#### Task requirements:
Every line that contains the word "Heart" should be copied.

#### Given entries:
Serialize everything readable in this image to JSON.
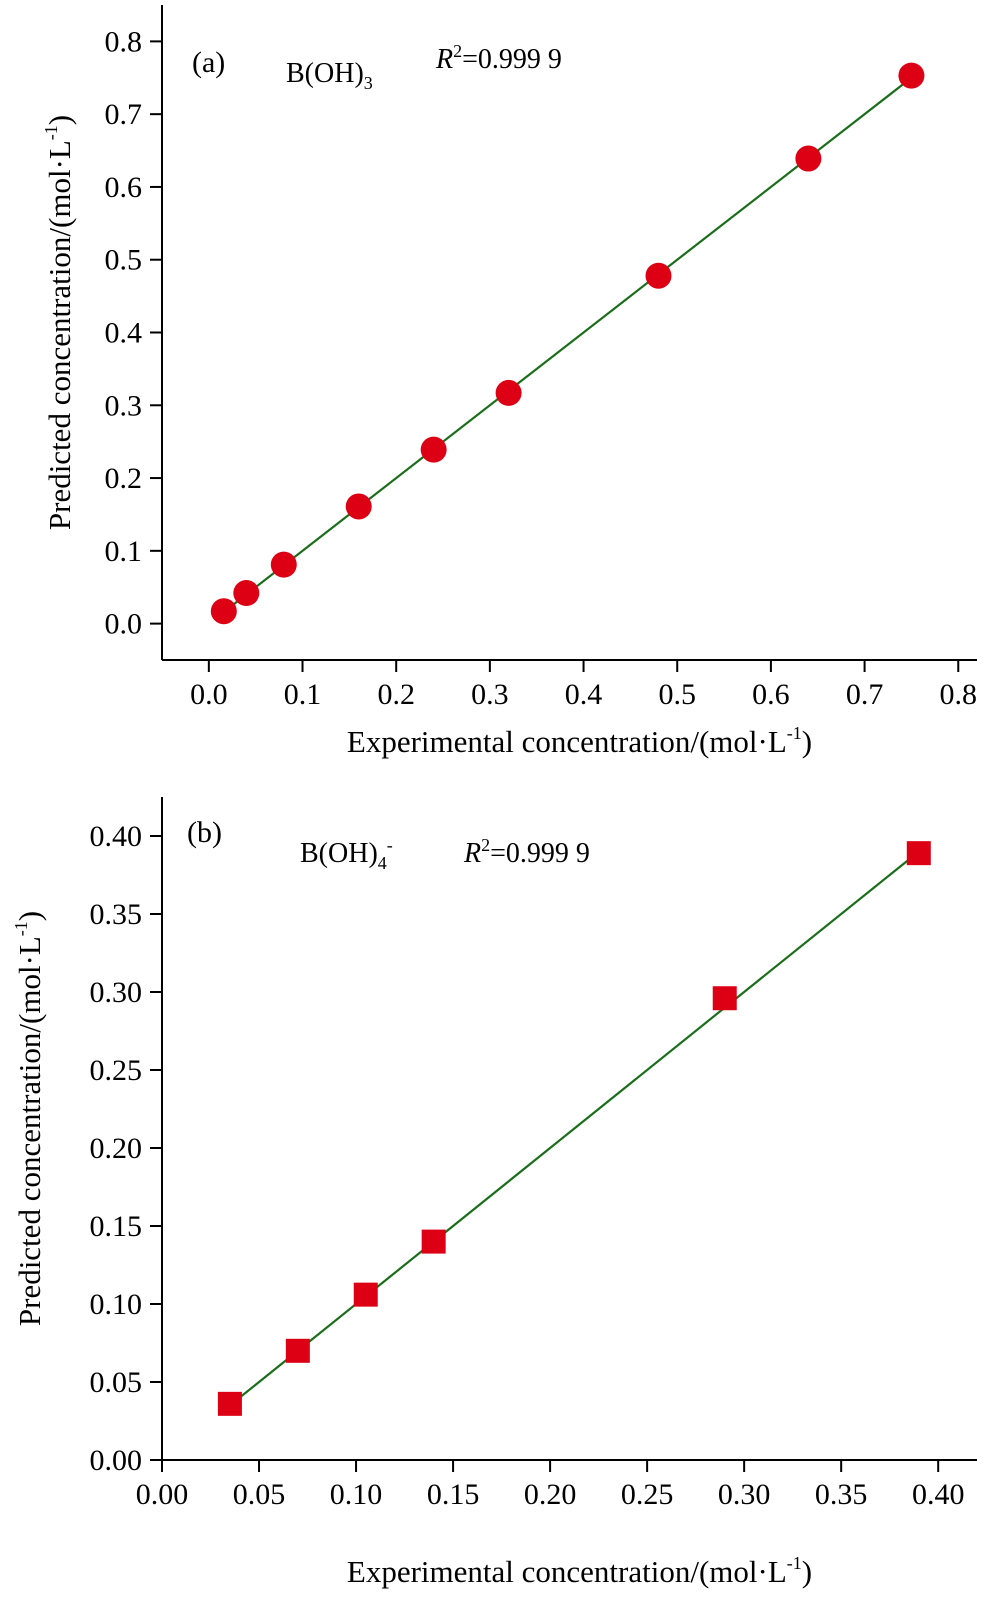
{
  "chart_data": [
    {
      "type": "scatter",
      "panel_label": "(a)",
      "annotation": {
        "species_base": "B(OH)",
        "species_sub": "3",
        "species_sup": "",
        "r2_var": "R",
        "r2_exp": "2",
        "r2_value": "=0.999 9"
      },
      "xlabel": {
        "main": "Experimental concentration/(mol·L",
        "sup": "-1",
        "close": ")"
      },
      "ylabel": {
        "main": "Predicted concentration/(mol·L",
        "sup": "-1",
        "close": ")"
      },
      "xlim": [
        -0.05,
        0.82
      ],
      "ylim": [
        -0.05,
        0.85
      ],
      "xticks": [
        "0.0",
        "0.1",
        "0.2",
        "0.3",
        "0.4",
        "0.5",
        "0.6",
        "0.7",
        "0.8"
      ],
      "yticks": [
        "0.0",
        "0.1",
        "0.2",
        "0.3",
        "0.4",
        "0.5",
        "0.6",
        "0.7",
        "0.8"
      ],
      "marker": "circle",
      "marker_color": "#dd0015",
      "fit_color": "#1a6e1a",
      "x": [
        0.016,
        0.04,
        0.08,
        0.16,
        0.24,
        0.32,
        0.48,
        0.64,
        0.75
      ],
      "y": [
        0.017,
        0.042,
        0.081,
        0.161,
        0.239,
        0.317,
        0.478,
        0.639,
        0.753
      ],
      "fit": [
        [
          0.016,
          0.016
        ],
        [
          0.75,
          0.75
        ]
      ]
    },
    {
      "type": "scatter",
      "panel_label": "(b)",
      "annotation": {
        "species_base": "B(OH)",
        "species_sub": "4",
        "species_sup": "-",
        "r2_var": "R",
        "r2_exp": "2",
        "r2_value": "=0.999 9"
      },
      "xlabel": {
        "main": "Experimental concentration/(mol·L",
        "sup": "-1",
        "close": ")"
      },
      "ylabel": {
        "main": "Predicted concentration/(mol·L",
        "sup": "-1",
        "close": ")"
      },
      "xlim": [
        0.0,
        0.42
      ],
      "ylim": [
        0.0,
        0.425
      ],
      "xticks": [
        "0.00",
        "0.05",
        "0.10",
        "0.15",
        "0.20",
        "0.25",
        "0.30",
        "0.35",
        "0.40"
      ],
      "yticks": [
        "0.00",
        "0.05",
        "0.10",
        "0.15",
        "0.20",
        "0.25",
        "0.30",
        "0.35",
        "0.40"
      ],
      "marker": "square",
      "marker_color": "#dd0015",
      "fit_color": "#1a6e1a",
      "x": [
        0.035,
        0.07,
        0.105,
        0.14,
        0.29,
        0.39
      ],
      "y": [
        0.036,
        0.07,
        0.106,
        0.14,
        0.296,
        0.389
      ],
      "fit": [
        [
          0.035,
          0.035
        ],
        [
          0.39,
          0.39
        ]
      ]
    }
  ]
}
==
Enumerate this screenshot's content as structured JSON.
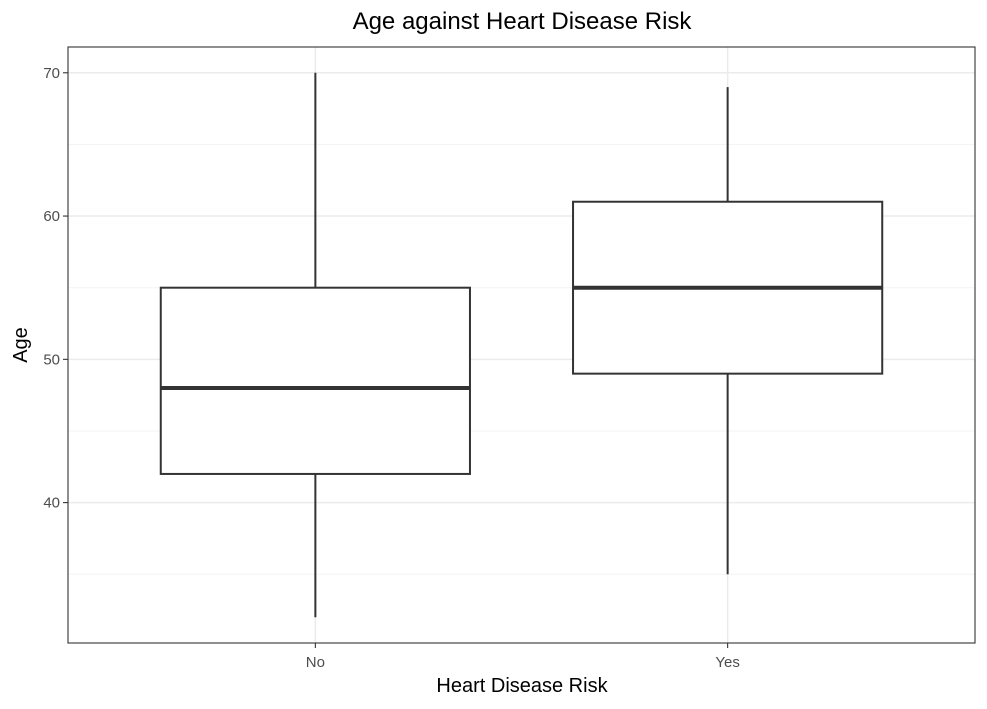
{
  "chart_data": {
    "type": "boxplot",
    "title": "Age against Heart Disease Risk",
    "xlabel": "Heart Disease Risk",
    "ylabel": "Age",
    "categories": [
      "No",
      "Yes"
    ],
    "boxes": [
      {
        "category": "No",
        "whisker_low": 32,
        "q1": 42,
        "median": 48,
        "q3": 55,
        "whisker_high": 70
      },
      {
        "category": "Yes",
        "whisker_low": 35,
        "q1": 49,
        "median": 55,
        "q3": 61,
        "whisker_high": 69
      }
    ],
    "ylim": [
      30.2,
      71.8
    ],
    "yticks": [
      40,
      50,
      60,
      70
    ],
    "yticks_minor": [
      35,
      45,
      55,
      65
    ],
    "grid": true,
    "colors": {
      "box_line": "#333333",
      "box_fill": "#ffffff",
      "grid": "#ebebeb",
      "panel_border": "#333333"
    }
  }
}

#### Task answer:
    "title": "Age against Heart Disease Risk",
    "xlabel": "Heart Disease Risk",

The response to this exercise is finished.